**Task statement**
Write out the data below in full. Keep it exact.

----

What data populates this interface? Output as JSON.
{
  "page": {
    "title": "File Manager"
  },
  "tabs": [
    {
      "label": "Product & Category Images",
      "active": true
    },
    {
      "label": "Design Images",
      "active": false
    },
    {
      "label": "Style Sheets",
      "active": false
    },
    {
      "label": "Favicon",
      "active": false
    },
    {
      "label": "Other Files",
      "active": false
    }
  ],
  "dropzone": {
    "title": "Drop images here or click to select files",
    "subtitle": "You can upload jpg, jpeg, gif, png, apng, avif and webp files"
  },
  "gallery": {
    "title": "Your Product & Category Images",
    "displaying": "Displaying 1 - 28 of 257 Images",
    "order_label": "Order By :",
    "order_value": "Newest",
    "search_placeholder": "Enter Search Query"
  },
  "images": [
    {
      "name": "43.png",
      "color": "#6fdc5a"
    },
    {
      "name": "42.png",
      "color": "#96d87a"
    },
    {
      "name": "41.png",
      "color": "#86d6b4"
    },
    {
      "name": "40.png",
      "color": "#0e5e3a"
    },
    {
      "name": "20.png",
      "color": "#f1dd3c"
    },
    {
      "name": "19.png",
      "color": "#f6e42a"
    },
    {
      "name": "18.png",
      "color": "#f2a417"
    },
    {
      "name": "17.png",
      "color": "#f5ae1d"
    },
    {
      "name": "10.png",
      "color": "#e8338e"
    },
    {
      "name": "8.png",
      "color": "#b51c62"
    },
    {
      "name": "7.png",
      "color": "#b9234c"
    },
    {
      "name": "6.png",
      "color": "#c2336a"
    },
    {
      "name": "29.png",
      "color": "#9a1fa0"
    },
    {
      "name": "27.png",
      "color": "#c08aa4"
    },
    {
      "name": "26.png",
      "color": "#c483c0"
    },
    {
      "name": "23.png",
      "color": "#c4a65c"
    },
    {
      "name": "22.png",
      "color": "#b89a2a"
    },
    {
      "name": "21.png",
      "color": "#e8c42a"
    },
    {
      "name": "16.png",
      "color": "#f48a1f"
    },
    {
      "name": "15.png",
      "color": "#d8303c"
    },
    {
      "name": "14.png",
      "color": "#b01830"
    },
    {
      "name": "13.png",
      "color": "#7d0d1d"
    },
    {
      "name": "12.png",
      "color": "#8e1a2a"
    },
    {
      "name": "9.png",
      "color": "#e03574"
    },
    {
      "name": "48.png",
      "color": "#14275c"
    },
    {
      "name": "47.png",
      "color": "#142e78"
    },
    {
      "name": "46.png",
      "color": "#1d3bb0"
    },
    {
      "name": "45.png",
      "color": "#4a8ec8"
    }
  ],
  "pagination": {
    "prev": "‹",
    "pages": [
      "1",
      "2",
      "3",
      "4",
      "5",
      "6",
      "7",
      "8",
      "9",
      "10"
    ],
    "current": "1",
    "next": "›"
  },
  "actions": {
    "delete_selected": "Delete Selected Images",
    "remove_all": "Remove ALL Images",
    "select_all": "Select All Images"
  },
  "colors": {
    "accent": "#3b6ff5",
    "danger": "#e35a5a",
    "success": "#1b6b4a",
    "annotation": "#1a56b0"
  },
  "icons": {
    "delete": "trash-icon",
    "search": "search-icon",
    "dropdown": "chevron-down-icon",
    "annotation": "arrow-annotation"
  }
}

----

**Task solution**
What data populates this interface? Output as JSON.
{
  "page": {
    "title": "File Manager"
  },
  "tabs": [
    {
      "label": "Product & Category Images",
      "active": true
    },
    {
      "label": "Design Images",
      "active": false
    },
    {
      "label": "Style Sheets",
      "active": false
    },
    {
      "label": "Favicon",
      "active": false
    },
    {
      "label": "Other Files",
      "active": false
    }
  ],
  "dropzone": {
    "title": "Drop images here or click to select files",
    "subtitle": "You can upload jpg, jpeg, gif, png, apng, avif and webp files"
  },
  "gallery": {
    "title": "Your Product & Category Images",
    "displaying": "Displaying 1 - 28 of 257 Images",
    "order_label": "Order By :",
    "order_value": "Newest",
    "search_placeholder": "Enter Search Query"
  },
  "images": [
    {
      "name": "43.png",
      "color": "#6fdc5a"
    },
    {
      "name": "42.png",
      "color": "#96d87a"
    },
    {
      "name": "41.png",
      "color": "#86d6b4"
    },
    {
      "name": "40.png",
      "color": "#0e5e3a"
    },
    {
      "name": "20.png",
      "color": "#f1dd3c"
    },
    {
      "name": "19.png",
      "color": "#f6e42a"
    },
    {
      "name": "18.png",
      "color": "#f2a417"
    },
    {
      "name": "17.png",
      "color": "#f5ae1d"
    },
    {
      "name": "10.png",
      "color": "#e8338e"
    },
    {
      "name": "8.png",
      "color": "#b51c62"
    },
    {
      "name": "7.png",
      "color": "#b9234c"
    },
    {
      "name": "6.png",
      "color": "#c2336a"
    },
    {
      "name": "29.png",
      "color": "#9a1fa0"
    },
    {
      "name": "27.png",
      "color": "#c08aa4"
    },
    {
      "name": "26.png",
      "color": "#c483c0"
    },
    {
      "name": "23.png",
      "color": "#c4a65c"
    },
    {
      "name": "22.png",
      "color": "#b89a2a"
    },
    {
      "name": "21.png",
      "color": "#e8c42a"
    },
    {
      "name": "16.png",
      "color": "#f48a1f"
    },
    {
      "name": "15.png",
      "color": "#d8303c"
    },
    {
      "name": "14.png",
      "color": "#b01830"
    },
    {
      "name": "13.png",
      "color": "#7d0d1d"
    },
    {
      "name": "12.png",
      "color": "#8e1a2a"
    },
    {
      "name": "9.png",
      "color": "#e03574"
    },
    {
      "name": "48.png",
      "color": "#14275c"
    },
    {
      "name": "47.png",
      "color": "#142e78"
    },
    {
      "name": "46.png",
      "color": "#1d3bb0"
    },
    {
      "name": "45.png",
      "color": "#4a8ec8"
    }
  ],
  "pagination": {
    "prev": "‹",
    "pages": [
      "1",
      "2",
      "3",
      "4",
      "5",
      "6",
      "7",
      "8",
      "9",
      "10"
    ],
    "current": "1",
    "next": "›"
  },
  "actions": {
    "delete_selected": "Delete Selected Images",
    "remove_all": "Remove ALL Images",
    "select_all": "Select All Images"
  },
  "colors": {
    "accent": "#3b6ff5",
    "danger": "#e35a5a",
    "success": "#1b6b4a",
    "annotation": "#1a56b0"
  },
  "icons": {
    "delete": "trash-icon",
    "search": "search-icon",
    "dropdown": "chevron-down-icon",
    "annotation": "arrow-annotation"
  }
}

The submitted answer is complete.